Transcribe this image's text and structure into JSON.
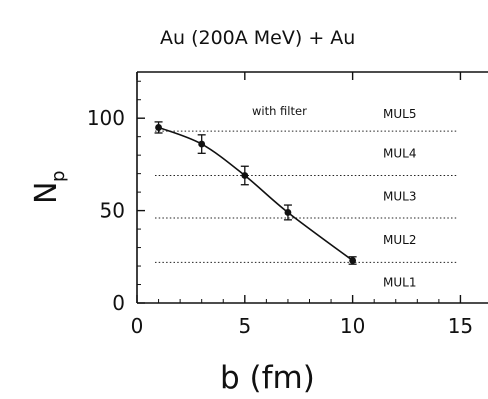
{
  "chart_data": {
    "type": "scatter",
    "title": "Au (200A MeV) + Au",
    "xlabel": "b (fm)",
    "ylabel": "N",
    "ylabel_subscript": "p",
    "xlim": [
      0,
      16
    ],
    "ylim": [
      0,
      125
    ],
    "x_ticks": [
      0,
      5,
      10,
      15
    ],
    "y_ticks": [
      0,
      50,
      100
    ],
    "annotation": "with filter",
    "points": [
      {
        "x": 1,
        "y": 95,
        "err": 3
      },
      {
        "x": 3,
        "y": 86,
        "err": 5
      },
      {
        "x": 5,
        "y": 69,
        "err": 5
      },
      {
        "x": 7,
        "y": 49,
        "err": 4
      },
      {
        "x": 10,
        "y": 23,
        "err": 2
      }
    ],
    "curve_fit": true,
    "bins": [
      {
        "label": "MUL5",
        "lower": 93
      },
      {
        "label": "MUL4",
        "lower": 69
      },
      {
        "label": "MUL3",
        "lower": 46
      },
      {
        "label": "MUL2",
        "lower": 22
      },
      {
        "label": "MUL1",
        "lower": 0
      }
    ]
  }
}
------------------------------------------------------------
> _Task to complete_
Look for "lower" and pull out every line that has it.

> _Task output_
        "lower": 93
        "lower": 69
        "lower": 46
        "lower": 22
        "lower": 0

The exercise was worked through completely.